Repeat every line of the material, character for character.
START Data supplied
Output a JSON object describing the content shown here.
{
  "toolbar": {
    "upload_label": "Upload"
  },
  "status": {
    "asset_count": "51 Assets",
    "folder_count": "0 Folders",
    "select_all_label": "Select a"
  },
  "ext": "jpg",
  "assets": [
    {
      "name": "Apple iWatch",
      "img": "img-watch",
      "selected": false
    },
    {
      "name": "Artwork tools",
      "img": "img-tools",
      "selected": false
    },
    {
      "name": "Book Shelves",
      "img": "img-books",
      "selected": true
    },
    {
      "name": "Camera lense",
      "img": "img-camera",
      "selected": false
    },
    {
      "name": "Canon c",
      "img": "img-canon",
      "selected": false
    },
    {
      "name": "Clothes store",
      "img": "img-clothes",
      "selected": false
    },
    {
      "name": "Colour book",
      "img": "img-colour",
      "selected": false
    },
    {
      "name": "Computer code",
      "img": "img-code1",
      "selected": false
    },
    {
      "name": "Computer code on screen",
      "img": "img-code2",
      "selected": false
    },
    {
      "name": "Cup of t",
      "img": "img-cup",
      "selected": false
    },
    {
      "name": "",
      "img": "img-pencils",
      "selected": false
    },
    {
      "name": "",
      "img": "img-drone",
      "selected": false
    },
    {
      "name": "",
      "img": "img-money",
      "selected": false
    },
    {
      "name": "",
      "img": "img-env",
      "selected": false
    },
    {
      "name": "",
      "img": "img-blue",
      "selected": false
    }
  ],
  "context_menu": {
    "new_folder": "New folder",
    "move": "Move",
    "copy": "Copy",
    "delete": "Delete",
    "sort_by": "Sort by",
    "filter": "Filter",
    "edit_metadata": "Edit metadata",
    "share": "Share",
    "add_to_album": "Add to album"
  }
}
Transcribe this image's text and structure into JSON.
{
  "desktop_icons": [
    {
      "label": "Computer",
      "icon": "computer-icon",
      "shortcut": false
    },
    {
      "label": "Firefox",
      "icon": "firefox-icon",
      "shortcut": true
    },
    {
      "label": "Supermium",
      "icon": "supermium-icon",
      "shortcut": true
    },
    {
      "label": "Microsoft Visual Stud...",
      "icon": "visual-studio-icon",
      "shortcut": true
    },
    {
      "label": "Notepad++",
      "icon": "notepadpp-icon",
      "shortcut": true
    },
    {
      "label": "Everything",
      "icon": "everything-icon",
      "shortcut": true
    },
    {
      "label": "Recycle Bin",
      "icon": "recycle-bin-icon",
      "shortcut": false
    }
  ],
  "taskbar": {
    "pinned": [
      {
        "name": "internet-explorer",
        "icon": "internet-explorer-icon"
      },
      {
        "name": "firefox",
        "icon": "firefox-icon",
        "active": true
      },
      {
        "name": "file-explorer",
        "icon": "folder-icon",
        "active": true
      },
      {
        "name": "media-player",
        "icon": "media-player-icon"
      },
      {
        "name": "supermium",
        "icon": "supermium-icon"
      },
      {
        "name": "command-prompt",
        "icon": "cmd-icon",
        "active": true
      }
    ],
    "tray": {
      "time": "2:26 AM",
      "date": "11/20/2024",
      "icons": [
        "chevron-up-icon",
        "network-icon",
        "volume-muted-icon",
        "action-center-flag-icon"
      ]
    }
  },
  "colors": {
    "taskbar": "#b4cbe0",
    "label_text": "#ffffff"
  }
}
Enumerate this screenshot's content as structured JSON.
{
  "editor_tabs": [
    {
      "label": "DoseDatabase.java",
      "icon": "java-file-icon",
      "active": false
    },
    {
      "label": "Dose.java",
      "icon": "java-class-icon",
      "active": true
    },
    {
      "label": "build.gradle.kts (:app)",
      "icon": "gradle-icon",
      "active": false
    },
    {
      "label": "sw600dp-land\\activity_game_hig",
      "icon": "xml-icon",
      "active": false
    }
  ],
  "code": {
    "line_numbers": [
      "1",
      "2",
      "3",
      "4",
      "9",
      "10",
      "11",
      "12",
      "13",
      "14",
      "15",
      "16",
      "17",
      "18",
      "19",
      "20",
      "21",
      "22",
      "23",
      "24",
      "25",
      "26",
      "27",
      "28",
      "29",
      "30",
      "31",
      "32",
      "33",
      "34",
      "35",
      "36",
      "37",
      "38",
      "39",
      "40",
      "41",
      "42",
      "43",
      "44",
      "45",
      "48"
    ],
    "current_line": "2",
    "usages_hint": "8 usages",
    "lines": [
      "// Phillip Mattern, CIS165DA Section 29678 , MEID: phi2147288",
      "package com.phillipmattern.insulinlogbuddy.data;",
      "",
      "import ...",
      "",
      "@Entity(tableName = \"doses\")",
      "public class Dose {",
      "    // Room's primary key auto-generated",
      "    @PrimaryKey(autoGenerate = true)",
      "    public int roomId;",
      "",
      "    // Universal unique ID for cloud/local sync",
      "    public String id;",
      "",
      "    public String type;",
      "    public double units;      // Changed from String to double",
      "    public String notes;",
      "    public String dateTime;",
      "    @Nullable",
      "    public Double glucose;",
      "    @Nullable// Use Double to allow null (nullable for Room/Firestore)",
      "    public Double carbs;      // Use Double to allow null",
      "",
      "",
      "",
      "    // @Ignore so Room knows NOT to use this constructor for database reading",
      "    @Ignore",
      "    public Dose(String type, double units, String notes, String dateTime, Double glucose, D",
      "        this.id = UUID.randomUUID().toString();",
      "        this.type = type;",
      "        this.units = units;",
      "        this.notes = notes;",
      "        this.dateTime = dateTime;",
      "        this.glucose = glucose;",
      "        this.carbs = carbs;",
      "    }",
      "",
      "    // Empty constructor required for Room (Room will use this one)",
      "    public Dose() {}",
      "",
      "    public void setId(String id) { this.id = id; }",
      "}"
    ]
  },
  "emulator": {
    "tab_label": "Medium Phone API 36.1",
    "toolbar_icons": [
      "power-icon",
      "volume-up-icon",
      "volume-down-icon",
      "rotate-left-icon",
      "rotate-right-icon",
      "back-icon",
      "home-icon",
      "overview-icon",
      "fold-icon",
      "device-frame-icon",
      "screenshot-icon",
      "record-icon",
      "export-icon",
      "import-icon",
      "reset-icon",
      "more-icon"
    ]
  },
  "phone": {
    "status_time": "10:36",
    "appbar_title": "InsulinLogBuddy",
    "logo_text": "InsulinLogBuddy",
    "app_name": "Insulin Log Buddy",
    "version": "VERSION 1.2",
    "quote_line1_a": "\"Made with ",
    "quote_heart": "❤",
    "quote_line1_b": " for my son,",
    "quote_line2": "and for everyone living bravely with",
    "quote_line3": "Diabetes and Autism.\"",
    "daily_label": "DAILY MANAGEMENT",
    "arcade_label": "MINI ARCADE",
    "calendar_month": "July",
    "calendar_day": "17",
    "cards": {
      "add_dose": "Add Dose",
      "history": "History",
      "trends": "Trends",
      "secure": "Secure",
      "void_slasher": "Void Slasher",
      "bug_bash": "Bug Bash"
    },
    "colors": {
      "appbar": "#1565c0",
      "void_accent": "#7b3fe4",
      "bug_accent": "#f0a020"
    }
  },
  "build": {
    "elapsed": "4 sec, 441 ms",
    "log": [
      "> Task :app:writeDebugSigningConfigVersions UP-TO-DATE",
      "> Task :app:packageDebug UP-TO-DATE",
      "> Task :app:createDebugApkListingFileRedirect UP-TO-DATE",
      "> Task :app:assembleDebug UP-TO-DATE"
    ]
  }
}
END Data supplied
| Finished exercise |
Output a JSON object describing the content shown here.
{
  "toolbar": {
    "upload_label": "Upload"
  },
  "status": {
    "asset_count": "51 Assets",
    "folder_count": "0 Folders",
    "select_all_label": "Select a"
  },
  "ext": "jpg",
  "assets": [
    {
      "name": "Apple iWatch",
      "img": "img-watch",
      "selected": false
    },
    {
      "name": "Artwork tools",
      "img": "img-tools",
      "selected": false
    },
    {
      "name": "Book Shelves",
      "img": "img-books",
      "selected": true
    },
    {
      "name": "Camera lense",
      "img": "img-camera",
      "selected": false
    },
    {
      "name": "Canon c",
      "img": "img-canon",
      "selected": false
    },
    {
      "name": "Clothes store",
      "img": "img-clothes",
      "selected": false
    },
    {
      "name": "Colour book",
      "img": "img-colour",
      "selected": false
    },
    {
      "name": "Computer code",
      "img": "img-code1",
      "selected": false
    },
    {
      "name": "Computer code on screen",
      "img": "img-code2",
      "selected": false
    },
    {
      "name": "Cup of t",
      "img": "img-cup",
      "selected": false
    },
    {
      "name": "",
      "img": "img-pencils",
      "selected": false
    },
    {
      "name": "",
      "img": "img-drone",
      "selected": false
    },
    {
      "name": "",
      "img": "img-money",
      "selected": false
    },
    {
      "name": "",
      "img": "img-env",
      "selected": false
    },
    {
      "name": "",
      "img": "img-blue",
      "selected": false
    }
  ],
  "context_menu": {
    "new_folder": "New folder",
    "move": "Move",
    "copy": "Copy",
    "delete": "Delete",
    "sort_by": "Sort by",
    "filter": "Filter",
    "edit_metadata": "Edit metadata",
    "share": "Share",
    "add_to_album": "Add to album"
  }
}
Transcribe this image's text and structure into JSON.
{
  "desktop_icons": [
    {
      "label": "Computer",
      "icon": "computer-icon",
      "shortcut": false
    },
    {
      "label": "Firefox",
      "icon": "firefox-icon",
      "shortcut": true
    },
    {
      "label": "Supermium",
      "icon": "supermium-icon",
      "shortcut": true
    },
    {
      "label": "Microsoft Visual Stud...",
      "icon": "visual-studio-icon",
      "shortcut": true
    },
    {
      "label": "Notepad++",
      "icon": "notepadpp-icon",
      "shortcut": true
    },
    {
      "label": "Everything",
      "icon": "everything-icon",
      "shortcut": true
    },
    {
      "label": "Recycle Bin",
      "icon": "recycle-bin-icon",
      "shortcut": false
    }
  ],
  "taskbar": {
    "pinned": [
      {
        "name": "internet-explorer",
        "icon": "internet-explorer-icon"
      },
      {
        "name": "firefox",
        "icon": "firefox-icon",
        "active": true
      },
      {
        "name": "file-explorer",
        "icon": "folder-icon",
        "active": true
      },
      {
        "name": "media-player",
        "icon": "media-player-icon"
      },
      {
        "name": "supermium",
        "icon": "supermium-icon"
      },
      {
        "name": "command-prompt",
        "icon": "cmd-icon",
        "active": true
      }
    ],
    "tray": {
      "time": "2:26 AM",
      "date": "11/20/2024",
      "icons": [
        "chevron-up-icon",
        "network-icon",
        "volume-muted-icon",
        "action-center-flag-icon"
      ]
    }
  },
  "colors": {
    "taskbar": "#b4cbe0",
    "label_text": "#ffffff"
  }
}
Enumerate this screenshot's content as structured JSON.
{
  "editor_tabs": [
    {
      "label": "DoseDatabase.java",
      "icon": "java-file-icon",
      "active": false
    },
    {
      "label": "Dose.java",
      "icon": "java-class-icon",
      "active": true
    },
    {
      "label": "build.gradle.kts (:app)",
      "icon": "gradle-icon",
      "active": false
    },
    {
      "label": "sw600dp-land\\activity_game_hig",
      "icon": "xml-icon",
      "active": false
    }
  ],
  "code": {
    "line_numbers": [
      "1",
      "2",
      "3",
      "4",
      "9",
      "10",
      "11",
      "12",
      "13",
      "14",
      "15",
      "16",
      "17",
      "18",
      "19",
      "20",
      "21",
      "22",
      "23",
      "24",
      "25",
      "26",
      "27",
      "28",
      "29",
      "30",
      "31",
      "32",
      "33",
      "34",
      "35",
      "36",
      "37",
      "38",
      "39",
      "40",
      "41",
      "42",
      "43",
      "44",
      "45",
      "48"
    ],
    "current_line": "2",
    "usages_hint": "8 usages",
    "lines": [
      "// Phillip Mattern, CIS165DA Section 29678 , MEID: phi2147288",
      "package com.phillipmattern.insulinlogbuddy.data;",
      "",
      "import ...",
      "",
      "@Entity(tableName = \"doses\")",
      "public class Dose {",
      "    // Room's primary key auto-generated",
      "    @PrimaryKey(autoGenerate = true)",
      "    public int roomId;",
      "",
      "    // Universal unique ID for cloud/local sync",
      "    public String id;",
      "",
      "    public String type;",
      "    public double units;      // Changed from String to double",
      "    public String notes;",
      "    public String dateTime;",
      "    @Nullable",
      "    public Double glucose;",
      "    @Nullable// Use Double to allow null (nullable for Room/Firestore)",
      "    public Double carbs;      // Use Double to allow null",
      "",
      "",
      "",
      "    // @Ignore so Room knows NOT to use this constructor for database reading",
      "    @Ignore",
      "    public Dose(String type, double units, String notes, String dateTime, Double glucose, D",
      "        this.id = UUID.randomUUID().toString();",
      "        this.type = type;",
      "        this.units = units;",
      "        this.notes = notes;",
      "        this.dateTime = dateTime;",
      "        this.glucose = glucose;",
      "        this.carbs = carbs;",
      "    }",
      "",
      "    // Empty constructor required for Room (Room will use this one)",
      "    public Dose() {}",
      "",
      "    public void setId(String id) { this.id = id; }",
      "}"
    ]
  },
  "emulator": {
    "tab_label": "Medium Phone API 36.1",
    "toolbar_icons": [
      "power-icon",
      "volume-up-icon",
      "volume-down-icon",
      "rotate-left-icon",
      "rotate-right-icon",
      "back-icon",
      "home-icon",
      "overview-icon",
      "fold-icon",
      "device-frame-icon",
      "screenshot-icon",
      "record-icon",
      "export-icon",
      "import-icon",
      "reset-icon",
      "more-icon"
    ]
  },
  "phone": {
    "status_time": "10:36",
    "appbar_title": "InsulinLogBuddy",
    "logo_text": "InsulinLogBuddy",
    "app_name": "Insulin Log Buddy",
    "version": "VERSION 1.2",
    "quote_line1_a": "\"Made with ",
    "quote_heart": "❤",
    "quote_line1_b": " for my son,",
    "quote_line2": "and for everyone living bravely with",
    "quote_line3": "Diabetes and Autism.\"",
    "daily_label": "DAILY MANAGEMENT",
    "arcade_label": "MINI ARCADE",
    "calendar_month": "July",
    "calendar_day": "17",
    "cards": {
      "add_dose": "Add Dose",
      "history": "History",
      "trends": "Trends",
      "secure": "Secure",
      "void_slasher": "Void Slasher",
      "bug_bash": "Bug Bash"
    },
    "colors": {
      "appbar": "#1565c0",
      "void_accent": "#7b3fe4",
      "bug_accent": "#f0a020"
    }
  },
  "build": {
    "elapsed": "4 sec, 441 ms",
    "log": [
      "> Task :app:writeDebugSigningConfigVersions UP-TO-DATE",
      "> Task :app:packageDebug UP-TO-DATE",
      "> Task :app:createDebugApkListingFileRedirect UP-TO-DATE",
      "> Task :app:assembleDebug UP-TO-DATE"
    ]
  }
}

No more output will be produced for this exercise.